OBJECTIVE: From the listing below, work out how many lines contain "ADAM". Reply with that number only.

DATA TO USE:

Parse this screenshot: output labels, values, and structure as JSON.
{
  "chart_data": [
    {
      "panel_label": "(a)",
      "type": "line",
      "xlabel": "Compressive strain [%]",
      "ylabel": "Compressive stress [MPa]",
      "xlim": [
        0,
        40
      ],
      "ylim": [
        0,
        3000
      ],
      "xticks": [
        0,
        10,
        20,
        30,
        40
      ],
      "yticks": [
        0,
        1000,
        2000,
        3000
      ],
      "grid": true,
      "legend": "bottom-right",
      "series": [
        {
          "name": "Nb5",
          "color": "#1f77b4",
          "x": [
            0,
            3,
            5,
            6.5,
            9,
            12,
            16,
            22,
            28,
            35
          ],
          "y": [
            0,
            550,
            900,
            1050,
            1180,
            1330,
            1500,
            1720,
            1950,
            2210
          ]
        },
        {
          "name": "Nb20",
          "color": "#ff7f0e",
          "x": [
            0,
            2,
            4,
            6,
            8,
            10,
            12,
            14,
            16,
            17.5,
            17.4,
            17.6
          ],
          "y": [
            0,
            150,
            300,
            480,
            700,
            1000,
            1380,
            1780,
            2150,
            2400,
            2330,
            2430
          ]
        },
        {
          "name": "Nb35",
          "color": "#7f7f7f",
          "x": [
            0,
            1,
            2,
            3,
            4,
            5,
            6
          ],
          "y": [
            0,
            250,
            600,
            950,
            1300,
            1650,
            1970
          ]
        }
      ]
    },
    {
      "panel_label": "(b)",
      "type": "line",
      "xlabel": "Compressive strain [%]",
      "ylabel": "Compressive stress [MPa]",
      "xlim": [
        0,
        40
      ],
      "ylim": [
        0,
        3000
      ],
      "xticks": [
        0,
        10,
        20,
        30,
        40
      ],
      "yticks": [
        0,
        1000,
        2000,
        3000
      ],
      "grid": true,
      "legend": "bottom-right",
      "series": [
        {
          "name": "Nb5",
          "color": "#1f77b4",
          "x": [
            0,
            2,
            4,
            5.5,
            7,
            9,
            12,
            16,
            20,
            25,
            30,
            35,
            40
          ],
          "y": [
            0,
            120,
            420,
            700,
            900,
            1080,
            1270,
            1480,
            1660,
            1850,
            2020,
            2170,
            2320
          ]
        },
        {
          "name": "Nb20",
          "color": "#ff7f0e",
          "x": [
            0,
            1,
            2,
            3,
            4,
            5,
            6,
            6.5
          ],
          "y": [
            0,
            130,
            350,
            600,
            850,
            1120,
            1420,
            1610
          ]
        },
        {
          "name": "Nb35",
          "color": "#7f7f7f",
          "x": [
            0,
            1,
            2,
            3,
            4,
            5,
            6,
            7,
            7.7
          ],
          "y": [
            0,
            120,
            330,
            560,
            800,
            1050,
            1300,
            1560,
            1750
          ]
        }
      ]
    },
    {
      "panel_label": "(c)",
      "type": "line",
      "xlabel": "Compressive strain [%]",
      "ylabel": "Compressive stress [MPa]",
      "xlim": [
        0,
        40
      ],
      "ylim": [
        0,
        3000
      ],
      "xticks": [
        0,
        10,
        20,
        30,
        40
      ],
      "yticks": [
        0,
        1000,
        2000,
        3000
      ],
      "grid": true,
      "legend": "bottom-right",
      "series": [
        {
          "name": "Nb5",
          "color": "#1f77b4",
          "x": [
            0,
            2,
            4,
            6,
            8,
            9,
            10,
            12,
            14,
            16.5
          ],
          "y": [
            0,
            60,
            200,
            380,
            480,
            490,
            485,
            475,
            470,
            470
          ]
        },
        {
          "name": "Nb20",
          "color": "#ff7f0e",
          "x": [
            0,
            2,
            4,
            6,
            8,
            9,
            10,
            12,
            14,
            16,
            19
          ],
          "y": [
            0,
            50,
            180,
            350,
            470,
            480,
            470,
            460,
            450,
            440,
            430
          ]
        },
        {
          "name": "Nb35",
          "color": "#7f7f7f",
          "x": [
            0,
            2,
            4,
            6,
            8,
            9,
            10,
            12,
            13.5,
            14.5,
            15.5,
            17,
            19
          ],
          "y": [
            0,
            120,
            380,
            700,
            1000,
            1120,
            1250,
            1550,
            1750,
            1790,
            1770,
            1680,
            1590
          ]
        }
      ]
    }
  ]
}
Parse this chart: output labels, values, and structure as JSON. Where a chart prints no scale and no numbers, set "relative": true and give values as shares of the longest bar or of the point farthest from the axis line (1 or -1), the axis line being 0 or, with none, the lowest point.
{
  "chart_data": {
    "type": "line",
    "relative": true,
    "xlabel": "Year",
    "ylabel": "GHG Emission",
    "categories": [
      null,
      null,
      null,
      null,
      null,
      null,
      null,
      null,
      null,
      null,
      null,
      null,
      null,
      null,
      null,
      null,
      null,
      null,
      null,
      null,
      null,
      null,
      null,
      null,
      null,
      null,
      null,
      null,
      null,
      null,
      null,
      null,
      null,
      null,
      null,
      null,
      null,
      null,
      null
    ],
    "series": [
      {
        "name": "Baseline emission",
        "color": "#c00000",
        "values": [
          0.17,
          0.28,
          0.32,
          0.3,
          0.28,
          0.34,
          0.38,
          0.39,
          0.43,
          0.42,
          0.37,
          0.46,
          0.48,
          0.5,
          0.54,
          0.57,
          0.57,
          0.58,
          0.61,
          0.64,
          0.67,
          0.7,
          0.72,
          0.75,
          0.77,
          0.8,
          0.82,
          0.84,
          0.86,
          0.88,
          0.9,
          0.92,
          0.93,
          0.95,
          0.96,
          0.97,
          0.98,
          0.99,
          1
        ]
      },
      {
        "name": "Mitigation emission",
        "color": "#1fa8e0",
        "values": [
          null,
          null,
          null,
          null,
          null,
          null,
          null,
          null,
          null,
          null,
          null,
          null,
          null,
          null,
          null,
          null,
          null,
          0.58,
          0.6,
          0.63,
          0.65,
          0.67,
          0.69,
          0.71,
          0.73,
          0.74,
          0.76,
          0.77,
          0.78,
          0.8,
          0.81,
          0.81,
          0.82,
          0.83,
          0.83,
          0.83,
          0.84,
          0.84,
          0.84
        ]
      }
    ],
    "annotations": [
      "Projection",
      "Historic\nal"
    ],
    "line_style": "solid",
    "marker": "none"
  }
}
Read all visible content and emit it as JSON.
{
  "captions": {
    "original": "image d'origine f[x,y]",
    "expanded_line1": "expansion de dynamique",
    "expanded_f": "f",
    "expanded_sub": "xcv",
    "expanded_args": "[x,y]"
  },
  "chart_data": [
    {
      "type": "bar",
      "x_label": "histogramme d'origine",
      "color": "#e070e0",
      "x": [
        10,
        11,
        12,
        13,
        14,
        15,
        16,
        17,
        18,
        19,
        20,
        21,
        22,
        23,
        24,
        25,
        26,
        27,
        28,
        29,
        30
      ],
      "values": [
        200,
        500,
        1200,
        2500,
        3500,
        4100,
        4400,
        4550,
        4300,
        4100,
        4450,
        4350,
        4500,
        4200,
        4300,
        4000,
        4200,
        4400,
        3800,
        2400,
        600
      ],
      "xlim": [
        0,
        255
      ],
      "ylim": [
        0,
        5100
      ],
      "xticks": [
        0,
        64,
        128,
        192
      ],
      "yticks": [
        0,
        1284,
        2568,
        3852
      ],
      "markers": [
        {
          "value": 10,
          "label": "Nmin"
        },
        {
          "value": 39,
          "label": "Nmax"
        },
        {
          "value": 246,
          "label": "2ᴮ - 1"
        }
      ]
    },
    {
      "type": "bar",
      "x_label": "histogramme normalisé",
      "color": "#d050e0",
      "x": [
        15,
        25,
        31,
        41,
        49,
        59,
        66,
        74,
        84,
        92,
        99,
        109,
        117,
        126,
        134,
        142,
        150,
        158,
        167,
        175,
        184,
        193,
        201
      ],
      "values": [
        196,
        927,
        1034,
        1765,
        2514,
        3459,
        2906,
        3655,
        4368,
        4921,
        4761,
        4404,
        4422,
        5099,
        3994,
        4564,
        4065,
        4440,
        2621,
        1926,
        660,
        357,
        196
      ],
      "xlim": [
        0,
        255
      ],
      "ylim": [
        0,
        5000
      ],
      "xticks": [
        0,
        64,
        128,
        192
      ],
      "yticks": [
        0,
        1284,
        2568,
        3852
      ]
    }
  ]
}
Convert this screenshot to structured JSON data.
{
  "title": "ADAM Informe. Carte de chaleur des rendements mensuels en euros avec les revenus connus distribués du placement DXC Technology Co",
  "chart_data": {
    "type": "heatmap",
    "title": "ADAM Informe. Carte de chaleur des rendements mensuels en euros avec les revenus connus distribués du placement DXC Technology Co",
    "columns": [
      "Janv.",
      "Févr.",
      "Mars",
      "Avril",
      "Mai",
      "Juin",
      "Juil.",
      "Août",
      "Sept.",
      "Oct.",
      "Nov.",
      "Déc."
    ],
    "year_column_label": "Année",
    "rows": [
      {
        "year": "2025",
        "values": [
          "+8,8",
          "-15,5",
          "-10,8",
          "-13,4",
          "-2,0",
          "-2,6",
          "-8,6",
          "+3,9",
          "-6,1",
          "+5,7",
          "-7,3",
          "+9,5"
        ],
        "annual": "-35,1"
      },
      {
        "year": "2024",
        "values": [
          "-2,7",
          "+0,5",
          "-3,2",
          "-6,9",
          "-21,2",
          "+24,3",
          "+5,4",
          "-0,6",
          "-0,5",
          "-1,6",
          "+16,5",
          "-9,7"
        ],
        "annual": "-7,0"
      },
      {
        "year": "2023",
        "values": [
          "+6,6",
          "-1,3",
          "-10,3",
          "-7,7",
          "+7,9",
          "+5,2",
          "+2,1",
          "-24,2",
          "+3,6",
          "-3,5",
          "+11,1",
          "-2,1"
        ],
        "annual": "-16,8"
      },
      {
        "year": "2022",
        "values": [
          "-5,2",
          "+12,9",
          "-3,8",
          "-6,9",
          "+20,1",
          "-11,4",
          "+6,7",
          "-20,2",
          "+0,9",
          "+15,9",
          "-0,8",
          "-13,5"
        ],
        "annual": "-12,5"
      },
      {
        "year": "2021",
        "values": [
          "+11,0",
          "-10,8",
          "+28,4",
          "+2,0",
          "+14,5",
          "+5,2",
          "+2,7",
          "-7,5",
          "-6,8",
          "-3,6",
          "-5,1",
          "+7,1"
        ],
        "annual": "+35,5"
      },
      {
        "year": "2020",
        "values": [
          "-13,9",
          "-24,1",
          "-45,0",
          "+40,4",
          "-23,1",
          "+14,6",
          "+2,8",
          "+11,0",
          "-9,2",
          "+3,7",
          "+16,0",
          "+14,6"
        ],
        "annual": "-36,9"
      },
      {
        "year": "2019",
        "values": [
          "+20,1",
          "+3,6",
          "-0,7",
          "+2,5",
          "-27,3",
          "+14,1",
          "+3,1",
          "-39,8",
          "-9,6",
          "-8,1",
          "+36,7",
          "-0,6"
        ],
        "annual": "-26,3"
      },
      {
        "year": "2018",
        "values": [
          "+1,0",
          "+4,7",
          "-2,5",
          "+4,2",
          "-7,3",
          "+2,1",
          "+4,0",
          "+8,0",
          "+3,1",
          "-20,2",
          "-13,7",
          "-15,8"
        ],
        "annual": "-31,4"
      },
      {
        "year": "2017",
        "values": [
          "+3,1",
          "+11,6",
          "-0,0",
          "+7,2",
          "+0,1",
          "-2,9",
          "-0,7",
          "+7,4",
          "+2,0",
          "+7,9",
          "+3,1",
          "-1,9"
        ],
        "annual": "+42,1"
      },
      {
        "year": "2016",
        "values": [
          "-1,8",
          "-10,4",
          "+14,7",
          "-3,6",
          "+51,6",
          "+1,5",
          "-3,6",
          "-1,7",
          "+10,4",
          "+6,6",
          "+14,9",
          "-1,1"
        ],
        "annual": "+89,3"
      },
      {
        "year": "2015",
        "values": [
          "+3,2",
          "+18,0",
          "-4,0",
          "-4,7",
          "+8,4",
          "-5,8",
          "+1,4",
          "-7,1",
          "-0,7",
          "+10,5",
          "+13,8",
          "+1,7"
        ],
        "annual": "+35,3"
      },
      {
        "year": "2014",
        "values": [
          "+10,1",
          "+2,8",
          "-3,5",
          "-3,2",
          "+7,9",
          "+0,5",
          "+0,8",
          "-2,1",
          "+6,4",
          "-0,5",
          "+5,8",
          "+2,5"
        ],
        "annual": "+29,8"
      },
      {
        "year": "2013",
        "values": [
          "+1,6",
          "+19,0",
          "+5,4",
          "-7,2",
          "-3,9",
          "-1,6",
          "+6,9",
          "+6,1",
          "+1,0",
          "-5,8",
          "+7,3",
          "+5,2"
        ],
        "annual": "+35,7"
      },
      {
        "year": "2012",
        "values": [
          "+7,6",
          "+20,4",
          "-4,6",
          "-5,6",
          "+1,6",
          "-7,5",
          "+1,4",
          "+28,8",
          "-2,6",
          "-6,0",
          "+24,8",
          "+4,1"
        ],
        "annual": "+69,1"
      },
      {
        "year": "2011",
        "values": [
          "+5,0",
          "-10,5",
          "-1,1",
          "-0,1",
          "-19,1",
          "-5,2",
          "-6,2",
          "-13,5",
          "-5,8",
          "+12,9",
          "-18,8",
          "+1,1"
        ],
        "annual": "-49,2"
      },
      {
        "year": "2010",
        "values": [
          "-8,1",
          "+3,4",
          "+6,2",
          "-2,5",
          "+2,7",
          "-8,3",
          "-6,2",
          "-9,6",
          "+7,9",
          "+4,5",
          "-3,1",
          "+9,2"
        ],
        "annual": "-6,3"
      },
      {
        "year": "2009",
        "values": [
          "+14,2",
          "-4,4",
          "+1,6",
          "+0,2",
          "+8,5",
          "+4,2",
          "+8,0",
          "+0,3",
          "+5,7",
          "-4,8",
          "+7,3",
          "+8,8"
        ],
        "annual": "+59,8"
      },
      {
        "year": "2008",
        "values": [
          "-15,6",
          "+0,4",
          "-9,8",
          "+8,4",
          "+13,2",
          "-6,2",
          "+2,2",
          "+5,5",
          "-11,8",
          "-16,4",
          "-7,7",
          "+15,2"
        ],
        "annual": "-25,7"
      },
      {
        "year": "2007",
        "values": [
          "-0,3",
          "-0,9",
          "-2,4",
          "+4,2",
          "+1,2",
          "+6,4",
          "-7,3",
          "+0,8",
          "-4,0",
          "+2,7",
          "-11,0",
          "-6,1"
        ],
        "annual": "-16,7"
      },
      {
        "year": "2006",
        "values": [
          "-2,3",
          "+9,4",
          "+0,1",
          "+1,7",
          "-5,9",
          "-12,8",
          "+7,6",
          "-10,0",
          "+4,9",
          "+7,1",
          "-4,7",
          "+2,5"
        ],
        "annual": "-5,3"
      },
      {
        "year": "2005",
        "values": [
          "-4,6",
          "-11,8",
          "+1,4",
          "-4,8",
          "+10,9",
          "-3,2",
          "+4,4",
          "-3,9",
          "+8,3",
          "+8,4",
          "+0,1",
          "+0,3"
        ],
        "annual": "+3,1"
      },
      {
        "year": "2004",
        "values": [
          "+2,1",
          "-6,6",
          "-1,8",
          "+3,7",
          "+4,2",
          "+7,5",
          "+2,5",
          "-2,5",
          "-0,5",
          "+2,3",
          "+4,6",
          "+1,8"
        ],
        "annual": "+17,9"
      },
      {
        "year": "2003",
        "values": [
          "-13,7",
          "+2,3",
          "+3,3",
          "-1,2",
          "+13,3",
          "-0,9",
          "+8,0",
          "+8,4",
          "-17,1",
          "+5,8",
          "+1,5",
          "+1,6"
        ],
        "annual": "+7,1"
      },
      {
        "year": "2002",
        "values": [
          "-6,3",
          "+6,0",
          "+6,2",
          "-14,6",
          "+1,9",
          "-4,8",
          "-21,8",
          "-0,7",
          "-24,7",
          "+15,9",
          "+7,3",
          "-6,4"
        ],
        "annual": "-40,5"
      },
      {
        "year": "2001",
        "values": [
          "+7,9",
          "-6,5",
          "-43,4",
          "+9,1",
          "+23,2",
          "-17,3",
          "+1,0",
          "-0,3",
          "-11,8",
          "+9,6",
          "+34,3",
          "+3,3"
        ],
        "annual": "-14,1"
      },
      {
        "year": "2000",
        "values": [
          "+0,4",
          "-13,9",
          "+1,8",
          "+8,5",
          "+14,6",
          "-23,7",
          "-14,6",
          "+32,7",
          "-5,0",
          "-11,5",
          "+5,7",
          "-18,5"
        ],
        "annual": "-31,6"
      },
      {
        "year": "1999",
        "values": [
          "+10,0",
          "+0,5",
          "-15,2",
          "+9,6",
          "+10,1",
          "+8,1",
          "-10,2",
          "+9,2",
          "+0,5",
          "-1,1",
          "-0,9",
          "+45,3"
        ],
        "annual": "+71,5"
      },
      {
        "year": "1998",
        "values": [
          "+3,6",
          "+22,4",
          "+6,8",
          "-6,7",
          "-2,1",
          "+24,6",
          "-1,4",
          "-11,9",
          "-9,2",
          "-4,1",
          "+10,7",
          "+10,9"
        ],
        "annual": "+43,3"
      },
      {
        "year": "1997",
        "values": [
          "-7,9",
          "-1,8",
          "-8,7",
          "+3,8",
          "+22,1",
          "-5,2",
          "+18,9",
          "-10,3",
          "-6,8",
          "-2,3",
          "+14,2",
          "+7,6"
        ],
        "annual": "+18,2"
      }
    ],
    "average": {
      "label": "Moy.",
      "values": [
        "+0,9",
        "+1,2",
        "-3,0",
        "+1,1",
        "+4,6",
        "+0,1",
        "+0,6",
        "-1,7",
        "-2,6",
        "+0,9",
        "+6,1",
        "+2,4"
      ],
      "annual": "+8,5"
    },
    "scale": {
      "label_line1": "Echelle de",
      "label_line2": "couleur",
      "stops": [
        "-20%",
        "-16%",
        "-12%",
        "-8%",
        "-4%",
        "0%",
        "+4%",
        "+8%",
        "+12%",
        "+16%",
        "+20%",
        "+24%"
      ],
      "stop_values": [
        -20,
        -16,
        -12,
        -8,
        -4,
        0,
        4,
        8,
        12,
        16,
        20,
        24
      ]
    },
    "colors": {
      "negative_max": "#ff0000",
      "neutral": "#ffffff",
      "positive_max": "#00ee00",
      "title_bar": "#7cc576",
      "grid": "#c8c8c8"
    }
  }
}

RESULT: 2